>>>>>

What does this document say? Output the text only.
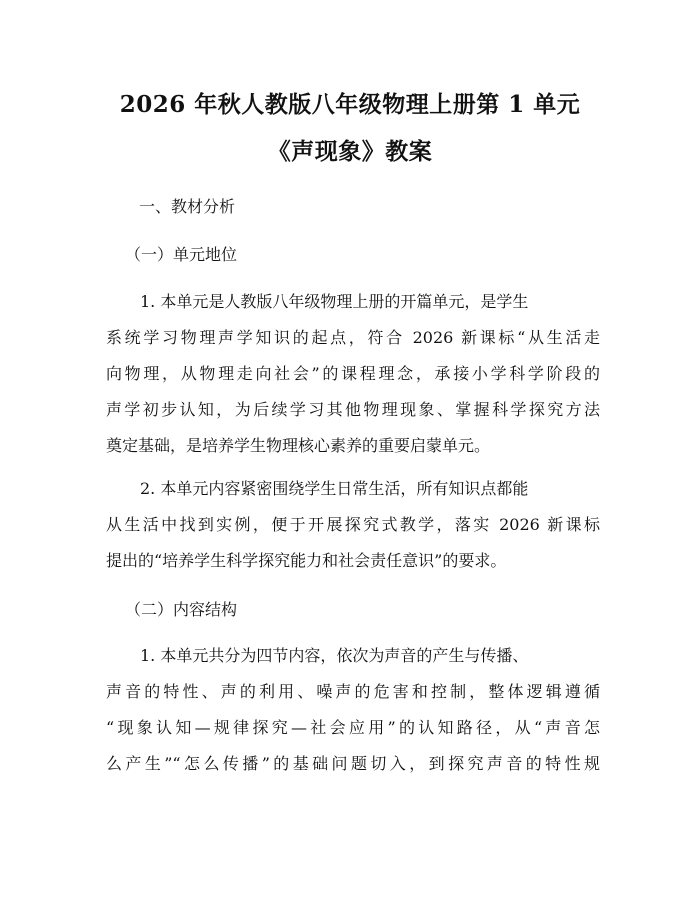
2026 年秋人教版八年级物理上册第 1 单元
《声现象》教案
一、教材分析
（一）单元地位
1. 本单元是人教版八年级物理上册的开篇单元，是学生
系统学习物理声学知识的起点，符合 2026 新课标“从生活走
向物理，从物理走向社会”的课程理念，承接小学科学阶段的
声学初步认知，为后续学习其他物理现象、掌握科学探究方法
奠定基础，是培养学生物理核心素养的重要启蒙单元。
2. 本单元内容紧密围绕学生日常生活，所有知识点都能
从生活中找到实例，便于开展探究式教学，落实 2026 新课标
提出的“培养学生科学探究能力和社会责任意识”的要求。
（二）内容结构
1. 本单元共分为四节内容，依次为声音的产生与传播、
声音的特性、声的利用、噪声的危害和控制，整体逻辑遵循
“现象认知—规律探究—社会应用”的认知路径，从“声音怎
么产生”“怎么传播”的基础问题切入，到探究声音的特性规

<<<<<

What this task involves — Do not include the images; transcribe the rest of the listing exactly.

Answer for this exercise —
What does this document say? Output the text only.
2026 年秋人教版八年级物理上册第 1 单元
《声现象》教案
一、教材分析
（一）单元地位
1. 本单元是人教版八年级物理上册的开篇单元，是学生
系统学习物理声学知识的起点，符合 2026 新课标“从生活走
向物理，从物理走向社会”的课程理念，承接小学科学阶段的
声学初步认知，为后续学习其他物理现象、掌握科学探究方法
奠定基础，是培养学生物理核心素养的重要启蒙单元。
2. 本单元内容紧密围绕学生日常生活，所有知识点都能
从生活中找到实例，便于开展探究式教学，落实 2026 新课标
提出的“培养学生科学探究能力和社会责任意识”的要求。
（二）内容结构
1. 本单元共分为四节内容，依次为声音的产生与传播、
声音的特性、声的利用、噪声的危害和控制，整体逻辑遵循
“现象认知—规律探究—社会应用”的认知路径，从“声音怎
么产生”“怎么传播”的基础问题切入，到探究声音的特性规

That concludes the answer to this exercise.